- [Records that describe figures]
┌────────
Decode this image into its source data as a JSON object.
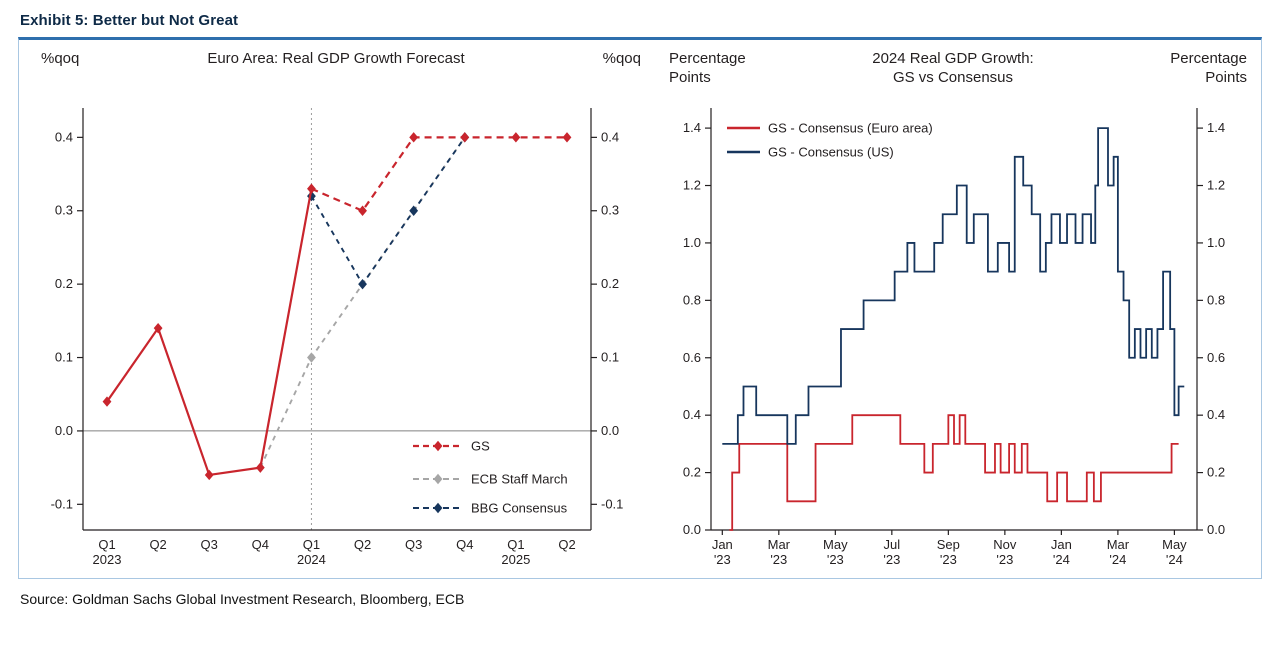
{
  "exhibit": {
    "title": "Exhibit 5: Better but Not Great"
  },
  "source": "Source: Goldman Sachs Global Investment Research, Bloomberg, ECB",
  "colors": {
    "gs_red": "#c9252d",
    "navy": "#17365d",
    "gray": "#a6a6a6",
    "axis": "#231f20",
    "zero_line": "#808080",
    "divider": "#9c9c9c"
  },
  "chart_data": [
    {
      "type": "line",
      "title": "Euro Area: Real GDP Growth Forecast",
      "y_unit_left": "%qoq",
      "y_unit_right": "%qoq",
      "categories": [
        "Q1",
        "Q2",
        "Q3",
        "Q4",
        "Q1",
        "Q2",
        "Q3",
        "Q4",
        "Q1",
        "Q2"
      ],
      "category_years": {
        "0": "2023",
        "4": "2024",
        "8": "2025"
      },
      "ylim": [
        -0.135,
        0.44
      ],
      "yticks": [
        -0.1,
        0.0,
        0.1,
        0.2,
        0.3,
        0.4
      ],
      "zero_line": 0.0,
      "forecast_divider_index": 4,
      "series": [
        {
          "name": "ECB Staff March",
          "color": "#a6a6a6",
          "dash": "5,5",
          "width": 1.9,
          "values": [
            null,
            null,
            null,
            -0.05,
            0.1,
            0.2,
            0.3,
            0.4,
            null,
            null
          ],
          "marker": "diamond",
          "marker_indices": [
            4
          ]
        },
        {
          "name": "BBG Consensus",
          "color": "#17365d",
          "dash": "5,5",
          "width": 1.9,
          "values": [
            null,
            null,
            null,
            null,
            0.32,
            0.2,
            0.3,
            0.4,
            null,
            null
          ],
          "marker": "diamond"
        },
        {
          "name": "GS",
          "color": "#c9252d",
          "dash": "7,5",
          "width": 2.2,
          "values": [
            0.04,
            0.14,
            -0.06,
            -0.05,
            0.33,
            0.3,
            0.4,
            0.4,
            0.4,
            0.4
          ],
          "solid_until_index": 4,
          "marker": "diamond"
        }
      ],
      "legend_order": [
        "GS",
        "ECB Staff March",
        "BBG Consensus"
      ],
      "legend_position": "bottom-right-inside"
    },
    {
      "type": "step-line",
      "title": "2024 Real GDP Growth:\nGS vs Consensus",
      "y_unit_left": "Percentage\nPoints",
      "y_unit_right": "Percentage\nPoints",
      "ylim": [
        0,
        1.47
      ],
      "yticks": [
        0.0,
        0.2,
        0.4,
        0.6,
        0.8,
        1.0,
        1.2,
        1.4
      ],
      "xlim": [
        -0.4,
        16.8
      ],
      "xticks": [
        {
          "pos": 0,
          "label": "Jan\n'23"
        },
        {
          "pos": 2,
          "label": "Mar\n'23"
        },
        {
          "pos": 4,
          "label": "May\n'23"
        },
        {
          "pos": 6,
          "label": "Jul\n'23"
        },
        {
          "pos": 8,
          "label": "Sep\n'23"
        },
        {
          "pos": 10,
          "label": "Nov\n'23"
        },
        {
          "pos": 12,
          "label": "Jan\n'24"
        },
        {
          "pos": 14,
          "label": "Mar\n'24"
        },
        {
          "pos": 16,
          "label": "May\n'24"
        }
      ],
      "series": [
        {
          "name": "GS - Consensus (Euro area)",
          "color": "#c9252d",
          "width": 1.8,
          "points": [
            [
              0.25,
              0.0
            ],
            [
              0.35,
              0.2
            ],
            [
              0.6,
              0.3
            ],
            [
              2.3,
              0.1
            ],
            [
              3.3,
              0.3
            ],
            [
              4.6,
              0.4
            ],
            [
              6.3,
              0.3
            ],
            [
              7.15,
              0.2
            ],
            [
              7.45,
              0.3
            ],
            [
              8.0,
              0.4
            ],
            [
              8.2,
              0.3
            ],
            [
              8.4,
              0.4
            ],
            [
              8.6,
              0.3
            ],
            [
              9.3,
              0.2
            ],
            [
              9.65,
              0.3
            ],
            [
              9.85,
              0.2
            ],
            [
              10.15,
              0.3
            ],
            [
              10.35,
              0.2
            ],
            [
              10.6,
              0.3
            ],
            [
              10.8,
              0.2
            ],
            [
              11.5,
              0.1
            ],
            [
              11.85,
              0.2
            ],
            [
              12.2,
              0.1
            ],
            [
              12.9,
              0.2
            ],
            [
              13.15,
              0.1
            ],
            [
              13.4,
              0.2
            ],
            [
              15.9,
              0.3
            ],
            [
              16.15,
              0.3
            ]
          ]
        },
        {
          "name": "GS - Consensus (US)",
          "color": "#17365d",
          "width": 1.8,
          "points": [
            [
              0.0,
              0.3
            ],
            [
              0.55,
              0.4
            ],
            [
              0.75,
              0.5
            ],
            [
              1.2,
              0.4
            ],
            [
              2.3,
              0.3
            ],
            [
              2.6,
              0.4
            ],
            [
              3.05,
              0.5
            ],
            [
              4.2,
              0.7
            ],
            [
              5.0,
              0.8
            ],
            [
              6.1,
              0.9
            ],
            [
              6.55,
              1.0
            ],
            [
              6.8,
              0.9
            ],
            [
              7.5,
              1.0
            ],
            [
              7.8,
              1.1
            ],
            [
              8.3,
              1.2
            ],
            [
              8.65,
              1.0
            ],
            [
              8.9,
              1.1
            ],
            [
              9.4,
              0.9
            ],
            [
              9.75,
              1.0
            ],
            [
              10.15,
              0.9
            ],
            [
              10.35,
              1.3
            ],
            [
              10.65,
              1.2
            ],
            [
              10.95,
              1.1
            ],
            [
              11.25,
              0.9
            ],
            [
              11.45,
              1.0
            ],
            [
              11.65,
              1.1
            ],
            [
              11.95,
              1.0
            ],
            [
              12.2,
              1.1
            ],
            [
              12.5,
              1.0
            ],
            [
              12.75,
              1.1
            ],
            [
              13.05,
              1.0
            ],
            [
              13.2,
              1.2
            ],
            [
              13.3,
              1.4
            ],
            [
              13.65,
              1.2
            ],
            [
              13.85,
              1.3
            ],
            [
              14.0,
              0.9
            ],
            [
              14.2,
              0.8
            ],
            [
              14.4,
              0.6
            ],
            [
              14.6,
              0.7
            ],
            [
              14.8,
              0.6
            ],
            [
              15.0,
              0.7
            ],
            [
              15.2,
              0.6
            ],
            [
              15.4,
              0.7
            ],
            [
              15.6,
              0.9
            ],
            [
              15.85,
              0.7
            ],
            [
              16.0,
              0.4
            ],
            [
              16.15,
              0.5
            ],
            [
              16.35,
              0.5
            ]
          ]
        }
      ],
      "legend_position": "top-left-inside"
    }
  ]
}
└────────
- [Problem statement]
Transcribe every entry above exactly. Omit all pictures.

- [Result for this exercise]
Decode this image into its source data as a JSON object.
{
  "exhibit": {
    "title": "Exhibit 5: Better but Not Great"
  },
  "source": "Source: Goldman Sachs Global Investment Research, Bloomberg, ECB",
  "colors": {
    "gs_red": "#c9252d",
    "navy": "#17365d",
    "gray": "#a6a6a6",
    "axis": "#231f20",
    "zero_line": "#808080",
    "divider": "#9c9c9c"
  },
  "chart_data": [
    {
      "type": "line",
      "title": "Euro Area: Real GDP Growth Forecast",
      "y_unit_left": "%qoq",
      "y_unit_right": "%qoq",
      "categories": [
        "Q1",
        "Q2",
        "Q3",
        "Q4",
        "Q1",
        "Q2",
        "Q3",
        "Q4",
        "Q1",
        "Q2"
      ],
      "category_years": {
        "0": "2023",
        "4": "2024",
        "8": "2025"
      },
      "ylim": [
        -0.135,
        0.44
      ],
      "yticks": [
        -0.1,
        0.0,
        0.1,
        0.2,
        0.3,
        0.4
      ],
      "zero_line": 0.0,
      "forecast_divider_index": 4,
      "series": [
        {
          "name": "ECB Staff March",
          "color": "#a6a6a6",
          "dash": "5,5",
          "width": 1.9,
          "values": [
            null,
            null,
            null,
            -0.05,
            0.1,
            0.2,
            0.3,
            0.4,
            null,
            null
          ],
          "marker": "diamond",
          "marker_indices": [
            4
          ]
        },
        {
          "name": "BBG Consensus",
          "color": "#17365d",
          "dash": "5,5",
          "width": 1.9,
          "values": [
            null,
            null,
            null,
            null,
            0.32,
            0.2,
            0.3,
            0.4,
            null,
            null
          ],
          "marker": "diamond"
        },
        {
          "name": "GS",
          "color": "#c9252d",
          "dash": "7,5",
          "width": 2.2,
          "values": [
            0.04,
            0.14,
            -0.06,
            -0.05,
            0.33,
            0.3,
            0.4,
            0.4,
            0.4,
            0.4
          ],
          "solid_until_index": 4,
          "marker": "diamond"
        }
      ],
      "legend_order": [
        "GS",
        "ECB Staff March",
        "BBG Consensus"
      ],
      "legend_position": "bottom-right-inside"
    },
    {
      "type": "step-line",
      "title": "2024 Real GDP Growth:\nGS vs Consensus",
      "y_unit_left": "Percentage\nPoints",
      "y_unit_right": "Percentage\nPoints",
      "ylim": [
        0,
        1.47
      ],
      "yticks": [
        0.0,
        0.2,
        0.4,
        0.6,
        0.8,
        1.0,
        1.2,
        1.4
      ],
      "xlim": [
        -0.4,
        16.8
      ],
      "xticks": [
        {
          "pos": 0,
          "label": "Jan\n'23"
        },
        {
          "pos": 2,
          "label": "Mar\n'23"
        },
        {
          "pos": 4,
          "label": "May\n'23"
        },
        {
          "pos": 6,
          "label": "Jul\n'23"
        },
        {
          "pos": 8,
          "label": "Sep\n'23"
        },
        {
          "pos": 10,
          "label": "Nov\n'23"
        },
        {
          "pos": 12,
          "label": "Jan\n'24"
        },
        {
          "pos": 14,
          "label": "Mar\n'24"
        },
        {
          "pos": 16,
          "label": "May\n'24"
        }
      ],
      "series": [
        {
          "name": "GS - Consensus (Euro area)",
          "color": "#c9252d",
          "width": 1.8,
          "points": [
            [
              0.25,
              0.0
            ],
            [
              0.35,
              0.2
            ],
            [
              0.6,
              0.3
            ],
            [
              2.3,
              0.1
            ],
            [
              3.3,
              0.3
            ],
            [
              4.6,
              0.4
            ],
            [
              6.3,
              0.3
            ],
            [
              7.15,
              0.2
            ],
            [
              7.45,
              0.3
            ],
            [
              8.0,
              0.4
            ],
            [
              8.2,
              0.3
            ],
            [
              8.4,
              0.4
            ],
            [
              8.6,
              0.3
            ],
            [
              9.3,
              0.2
            ],
            [
              9.65,
              0.3
            ],
            [
              9.85,
              0.2
            ],
            [
              10.15,
              0.3
            ],
            [
              10.35,
              0.2
            ],
            [
              10.6,
              0.3
            ],
            [
              10.8,
              0.2
            ],
            [
              11.5,
              0.1
            ],
            [
              11.85,
              0.2
            ],
            [
              12.2,
              0.1
            ],
            [
              12.9,
              0.2
            ],
            [
              13.15,
              0.1
            ],
            [
              13.4,
              0.2
            ],
            [
              15.9,
              0.3
            ],
            [
              16.15,
              0.3
            ]
          ]
        },
        {
          "name": "GS - Consensus (US)",
          "color": "#17365d",
          "width": 1.8,
          "points": [
            [
              0.0,
              0.3
            ],
            [
              0.55,
              0.4
            ],
            [
              0.75,
              0.5
            ],
            [
              1.2,
              0.4
            ],
            [
              2.3,
              0.3
            ],
            [
              2.6,
              0.4
            ],
            [
              3.05,
              0.5
            ],
            [
              4.2,
              0.7
            ],
            [
              5.0,
              0.8
            ],
            [
              6.1,
              0.9
            ],
            [
              6.55,
              1.0
            ],
            [
              6.8,
              0.9
            ],
            [
              7.5,
              1.0
            ],
            [
              7.8,
              1.1
            ],
            [
              8.3,
              1.2
            ],
            [
              8.65,
              1.0
            ],
            [
              8.9,
              1.1
            ],
            [
              9.4,
              0.9
            ],
            [
              9.75,
              1.0
            ],
            [
              10.15,
              0.9
            ],
            [
              10.35,
              1.3
            ],
            [
              10.65,
              1.2
            ],
            [
              10.95,
              1.1
            ],
            [
              11.25,
              0.9
            ],
            [
              11.45,
              1.0
            ],
            [
              11.65,
              1.1
            ],
            [
              11.95,
              1.0
            ],
            [
              12.2,
              1.1
            ],
            [
              12.5,
              1.0
            ],
            [
              12.75,
              1.1
            ],
            [
              13.05,
              1.0
            ],
            [
              13.2,
              1.2
            ],
            [
              13.3,
              1.4
            ],
            [
              13.65,
              1.2
            ],
            [
              13.85,
              1.3
            ],
            [
              14.0,
              0.9
            ],
            [
              14.2,
              0.8
            ],
            [
              14.4,
              0.6
            ],
            [
              14.6,
              0.7
            ],
            [
              14.8,
              0.6
            ],
            [
              15.0,
              0.7
            ],
            [
              15.2,
              0.6
            ],
            [
              15.4,
              0.7
            ],
            [
              15.6,
              0.9
            ],
            [
              15.85,
              0.7
            ],
            [
              16.0,
              0.4
            ],
            [
              16.15,
              0.5
            ],
            [
              16.35,
              0.5
            ]
          ]
        }
      ],
      "legend_position": "top-left-inside"
    }
  ]
}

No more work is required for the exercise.